··· EXERCISE MATERIALS ···

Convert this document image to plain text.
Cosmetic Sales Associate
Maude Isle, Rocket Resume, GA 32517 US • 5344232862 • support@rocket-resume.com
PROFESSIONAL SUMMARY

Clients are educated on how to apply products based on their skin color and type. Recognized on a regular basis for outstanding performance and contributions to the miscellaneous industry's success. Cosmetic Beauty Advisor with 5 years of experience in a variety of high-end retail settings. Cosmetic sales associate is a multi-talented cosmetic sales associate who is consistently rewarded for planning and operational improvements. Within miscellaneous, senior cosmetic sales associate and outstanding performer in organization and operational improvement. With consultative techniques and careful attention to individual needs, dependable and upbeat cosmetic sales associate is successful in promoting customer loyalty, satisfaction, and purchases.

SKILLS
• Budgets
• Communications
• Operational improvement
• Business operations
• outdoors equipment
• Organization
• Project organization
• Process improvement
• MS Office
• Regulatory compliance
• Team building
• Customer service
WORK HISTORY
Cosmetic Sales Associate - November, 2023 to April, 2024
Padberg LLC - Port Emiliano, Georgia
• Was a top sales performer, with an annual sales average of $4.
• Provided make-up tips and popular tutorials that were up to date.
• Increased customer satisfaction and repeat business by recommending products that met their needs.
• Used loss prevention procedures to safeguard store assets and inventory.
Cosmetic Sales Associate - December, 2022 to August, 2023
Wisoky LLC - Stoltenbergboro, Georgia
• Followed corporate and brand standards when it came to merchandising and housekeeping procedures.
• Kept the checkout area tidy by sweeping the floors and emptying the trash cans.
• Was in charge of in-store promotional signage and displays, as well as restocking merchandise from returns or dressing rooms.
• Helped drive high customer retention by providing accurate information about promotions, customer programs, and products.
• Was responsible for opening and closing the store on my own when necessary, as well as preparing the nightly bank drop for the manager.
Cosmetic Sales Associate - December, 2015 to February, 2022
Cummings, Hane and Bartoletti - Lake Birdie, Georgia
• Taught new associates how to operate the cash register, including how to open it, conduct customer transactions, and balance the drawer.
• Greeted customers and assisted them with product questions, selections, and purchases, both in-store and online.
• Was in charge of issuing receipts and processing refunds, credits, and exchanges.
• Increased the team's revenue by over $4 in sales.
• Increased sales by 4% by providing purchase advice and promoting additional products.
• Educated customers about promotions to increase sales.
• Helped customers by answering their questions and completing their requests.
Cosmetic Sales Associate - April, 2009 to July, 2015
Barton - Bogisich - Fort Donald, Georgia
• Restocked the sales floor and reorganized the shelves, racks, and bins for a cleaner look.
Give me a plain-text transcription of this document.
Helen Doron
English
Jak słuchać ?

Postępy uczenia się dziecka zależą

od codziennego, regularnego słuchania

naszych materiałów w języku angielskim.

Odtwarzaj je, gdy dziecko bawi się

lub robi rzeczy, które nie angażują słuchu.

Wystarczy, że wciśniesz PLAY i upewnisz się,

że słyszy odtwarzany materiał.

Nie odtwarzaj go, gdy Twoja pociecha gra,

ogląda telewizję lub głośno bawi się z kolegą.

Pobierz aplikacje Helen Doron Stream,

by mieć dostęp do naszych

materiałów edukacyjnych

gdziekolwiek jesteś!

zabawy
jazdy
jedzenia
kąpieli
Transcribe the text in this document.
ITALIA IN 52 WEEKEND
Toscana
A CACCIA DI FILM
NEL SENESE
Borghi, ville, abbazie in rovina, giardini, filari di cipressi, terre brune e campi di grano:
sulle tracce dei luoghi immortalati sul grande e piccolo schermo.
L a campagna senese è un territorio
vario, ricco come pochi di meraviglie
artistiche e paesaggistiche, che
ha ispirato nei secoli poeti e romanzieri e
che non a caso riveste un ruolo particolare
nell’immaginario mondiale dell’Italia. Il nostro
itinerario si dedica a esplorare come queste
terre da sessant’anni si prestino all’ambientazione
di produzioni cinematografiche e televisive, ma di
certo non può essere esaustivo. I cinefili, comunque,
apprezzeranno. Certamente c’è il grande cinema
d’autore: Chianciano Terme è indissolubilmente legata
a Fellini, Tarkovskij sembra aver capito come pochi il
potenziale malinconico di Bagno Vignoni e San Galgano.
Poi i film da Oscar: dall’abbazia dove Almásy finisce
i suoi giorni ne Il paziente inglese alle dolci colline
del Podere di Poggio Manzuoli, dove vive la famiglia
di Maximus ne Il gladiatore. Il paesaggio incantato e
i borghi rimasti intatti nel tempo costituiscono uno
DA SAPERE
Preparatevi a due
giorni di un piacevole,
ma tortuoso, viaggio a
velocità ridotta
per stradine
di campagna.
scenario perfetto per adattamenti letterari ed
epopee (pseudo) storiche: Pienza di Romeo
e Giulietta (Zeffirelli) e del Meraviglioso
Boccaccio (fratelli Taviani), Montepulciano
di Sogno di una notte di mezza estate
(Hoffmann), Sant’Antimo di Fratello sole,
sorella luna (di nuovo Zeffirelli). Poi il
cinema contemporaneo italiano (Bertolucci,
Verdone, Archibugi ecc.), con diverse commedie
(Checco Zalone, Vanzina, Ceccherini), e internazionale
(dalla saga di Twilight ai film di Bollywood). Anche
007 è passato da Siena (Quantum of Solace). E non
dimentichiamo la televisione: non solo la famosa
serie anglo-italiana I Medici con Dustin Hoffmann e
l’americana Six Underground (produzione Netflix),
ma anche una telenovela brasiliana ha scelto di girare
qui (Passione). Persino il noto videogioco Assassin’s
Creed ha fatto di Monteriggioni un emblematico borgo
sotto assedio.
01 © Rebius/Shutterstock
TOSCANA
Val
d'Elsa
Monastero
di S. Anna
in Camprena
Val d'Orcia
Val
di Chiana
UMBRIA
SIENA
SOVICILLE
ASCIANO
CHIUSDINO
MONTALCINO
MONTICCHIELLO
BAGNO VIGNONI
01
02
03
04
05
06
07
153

···

In the entries above, find every line with the word "giorni" and list it.

*FULL RESPONSE*:
i suoi giorni ne Il paziente inglese alle dolci colline
giorni di un piacevole,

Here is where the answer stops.